> [WHAT IS EXPECTED] Scan the listing below and copy every line holding "shortcut".

> [PROVIDED RECORDS]
== == ==

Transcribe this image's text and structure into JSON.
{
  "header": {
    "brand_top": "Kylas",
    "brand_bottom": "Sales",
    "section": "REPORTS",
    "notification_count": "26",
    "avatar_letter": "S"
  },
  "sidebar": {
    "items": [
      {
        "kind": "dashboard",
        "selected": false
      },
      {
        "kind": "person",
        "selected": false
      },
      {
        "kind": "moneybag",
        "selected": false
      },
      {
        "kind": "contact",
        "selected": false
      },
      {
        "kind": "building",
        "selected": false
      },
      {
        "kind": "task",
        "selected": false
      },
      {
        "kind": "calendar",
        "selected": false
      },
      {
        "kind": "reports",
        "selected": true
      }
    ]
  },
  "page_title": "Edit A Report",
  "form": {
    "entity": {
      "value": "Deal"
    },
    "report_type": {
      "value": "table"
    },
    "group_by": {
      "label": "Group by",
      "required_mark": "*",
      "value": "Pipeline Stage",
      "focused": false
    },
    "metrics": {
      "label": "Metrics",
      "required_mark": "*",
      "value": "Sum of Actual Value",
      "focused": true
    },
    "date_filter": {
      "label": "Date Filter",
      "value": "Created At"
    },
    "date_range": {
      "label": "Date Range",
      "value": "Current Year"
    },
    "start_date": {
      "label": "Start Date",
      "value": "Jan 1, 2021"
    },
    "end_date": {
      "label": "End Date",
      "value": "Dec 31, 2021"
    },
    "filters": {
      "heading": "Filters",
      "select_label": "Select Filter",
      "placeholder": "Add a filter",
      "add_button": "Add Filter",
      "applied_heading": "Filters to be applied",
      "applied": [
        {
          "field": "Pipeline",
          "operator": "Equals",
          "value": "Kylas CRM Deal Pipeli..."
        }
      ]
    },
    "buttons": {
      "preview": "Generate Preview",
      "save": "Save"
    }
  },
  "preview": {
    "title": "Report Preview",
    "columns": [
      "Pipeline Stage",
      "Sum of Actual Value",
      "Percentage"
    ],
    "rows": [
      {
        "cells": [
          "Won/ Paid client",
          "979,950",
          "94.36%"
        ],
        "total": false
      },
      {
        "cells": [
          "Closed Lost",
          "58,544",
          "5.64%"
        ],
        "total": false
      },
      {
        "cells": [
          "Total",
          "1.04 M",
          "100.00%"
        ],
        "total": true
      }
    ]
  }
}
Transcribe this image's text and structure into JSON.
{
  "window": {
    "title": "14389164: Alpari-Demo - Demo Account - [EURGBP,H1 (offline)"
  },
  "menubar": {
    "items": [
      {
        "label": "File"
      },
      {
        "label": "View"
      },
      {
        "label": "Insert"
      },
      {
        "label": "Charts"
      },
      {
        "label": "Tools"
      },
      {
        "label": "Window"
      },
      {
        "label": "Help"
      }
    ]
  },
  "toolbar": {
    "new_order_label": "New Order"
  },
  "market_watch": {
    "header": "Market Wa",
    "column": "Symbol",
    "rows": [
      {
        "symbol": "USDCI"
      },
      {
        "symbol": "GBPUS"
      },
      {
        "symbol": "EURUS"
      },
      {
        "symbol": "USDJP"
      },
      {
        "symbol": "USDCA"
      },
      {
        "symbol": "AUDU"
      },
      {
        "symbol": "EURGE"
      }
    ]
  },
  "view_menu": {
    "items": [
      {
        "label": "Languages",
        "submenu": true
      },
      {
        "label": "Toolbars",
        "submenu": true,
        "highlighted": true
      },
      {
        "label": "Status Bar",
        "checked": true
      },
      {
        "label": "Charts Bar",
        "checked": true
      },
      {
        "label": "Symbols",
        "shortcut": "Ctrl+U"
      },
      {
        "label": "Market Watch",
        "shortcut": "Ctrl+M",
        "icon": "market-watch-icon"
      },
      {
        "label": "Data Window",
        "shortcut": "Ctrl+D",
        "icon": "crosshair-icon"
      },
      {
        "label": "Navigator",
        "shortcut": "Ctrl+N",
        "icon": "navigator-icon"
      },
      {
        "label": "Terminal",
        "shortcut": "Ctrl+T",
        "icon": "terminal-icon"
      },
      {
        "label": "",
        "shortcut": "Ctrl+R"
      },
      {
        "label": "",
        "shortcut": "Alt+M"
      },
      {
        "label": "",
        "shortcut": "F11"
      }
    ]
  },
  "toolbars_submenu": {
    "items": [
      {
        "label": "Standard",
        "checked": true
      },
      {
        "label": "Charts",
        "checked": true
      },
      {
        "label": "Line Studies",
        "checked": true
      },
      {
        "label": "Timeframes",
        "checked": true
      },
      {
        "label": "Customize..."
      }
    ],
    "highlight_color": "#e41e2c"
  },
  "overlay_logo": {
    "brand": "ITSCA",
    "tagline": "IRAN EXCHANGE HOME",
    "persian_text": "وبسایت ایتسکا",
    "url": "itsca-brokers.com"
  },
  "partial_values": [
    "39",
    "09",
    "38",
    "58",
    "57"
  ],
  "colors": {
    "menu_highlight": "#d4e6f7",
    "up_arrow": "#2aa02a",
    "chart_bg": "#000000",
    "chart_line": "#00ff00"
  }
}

== == ==

> [ANSWER TO THIS TASK]
        "shortcut": "Ctrl+U"
        "shortcut": "Ctrl+M",
        "shortcut": "Ctrl+D",
        "shortcut": "Ctrl+N",
        "shortcut": "Ctrl+T",
        "shortcut": "Ctrl+R"
        "shortcut": "Alt+M"
        "shortcut": "F11"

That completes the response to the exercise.